_Material for this exercise:_

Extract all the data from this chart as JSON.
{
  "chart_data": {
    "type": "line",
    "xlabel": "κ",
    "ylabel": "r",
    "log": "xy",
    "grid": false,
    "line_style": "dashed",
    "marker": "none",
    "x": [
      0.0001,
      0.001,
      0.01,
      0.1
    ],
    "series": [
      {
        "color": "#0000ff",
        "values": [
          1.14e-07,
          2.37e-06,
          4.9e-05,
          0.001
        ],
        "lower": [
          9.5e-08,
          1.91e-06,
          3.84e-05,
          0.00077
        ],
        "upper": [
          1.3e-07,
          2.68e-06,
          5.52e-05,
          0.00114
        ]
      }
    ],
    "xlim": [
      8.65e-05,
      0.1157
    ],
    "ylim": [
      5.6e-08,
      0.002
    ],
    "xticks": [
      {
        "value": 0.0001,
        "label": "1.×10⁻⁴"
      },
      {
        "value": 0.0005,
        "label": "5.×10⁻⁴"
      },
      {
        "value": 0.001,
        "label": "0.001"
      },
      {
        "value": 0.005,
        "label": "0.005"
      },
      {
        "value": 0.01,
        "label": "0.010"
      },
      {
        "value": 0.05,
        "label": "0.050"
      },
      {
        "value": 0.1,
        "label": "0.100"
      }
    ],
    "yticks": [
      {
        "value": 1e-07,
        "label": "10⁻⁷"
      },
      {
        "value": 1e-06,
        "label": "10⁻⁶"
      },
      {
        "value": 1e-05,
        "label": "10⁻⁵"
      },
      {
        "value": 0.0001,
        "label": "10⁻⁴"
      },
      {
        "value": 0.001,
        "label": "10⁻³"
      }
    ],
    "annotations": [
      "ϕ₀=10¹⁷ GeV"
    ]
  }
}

_Exercise objective:_ Return the full listing, character for character.

_Written response:_
Extract all the data from this chart as JSON.
{
  "chart_data": {
    "type": "line",
    "xlabel": "κ",
    "ylabel": "r",
    "log": "xy",
    "grid": false,
    "line_style": "dashed",
    "marker": "none",
    "x": [
      0.0001,
      0.001,
      0.01,
      0.1
    ],
    "series": [
      {
        "color": "#0000ff",
        "values": [
          1.14e-07,
          2.37e-06,
          4.9e-05,
          0.001
        ],
        "lower": [
          9.5e-08,
          1.91e-06,
          3.84e-05,
          0.00077
        ],
        "upper": [
          1.3e-07,
          2.68e-06,
          5.52e-05,
          0.00114
        ]
      }
    ],
    "xlim": [
      8.65e-05,
      0.1157
    ],
    "ylim": [
      5.6e-08,
      0.002
    ],
    "xticks": [
      {
        "value": 0.0001,
        "label": "1.×10⁻⁴"
      },
      {
        "value": 0.0005,
        "label": "5.×10⁻⁴"
      },
      {
        "value": 0.001,
        "label": "0.001"
      },
      {
        "value": 0.005,
        "label": "0.005"
      },
      {
        "value": 0.01,
        "label": "0.010"
      },
      {
        "value": 0.05,
        "label": "0.050"
      },
      {
        "value": 0.1,
        "label": "0.100"
      }
    ],
    "yticks": [
      {
        "value": 1e-07,
        "label": "10⁻⁷"
      },
      {
        "value": 1e-06,
        "label": "10⁻⁶"
      },
      {
        "value": 1e-05,
        "label": "10⁻⁵"
      },
      {
        "value": 0.0001,
        "label": "10⁻⁴"
      },
      {
        "value": 0.001,
        "label": "10⁻³"
      }
    ],
    "annotations": [
      "ϕ₀=10¹⁷ GeV"
    ]
  }
}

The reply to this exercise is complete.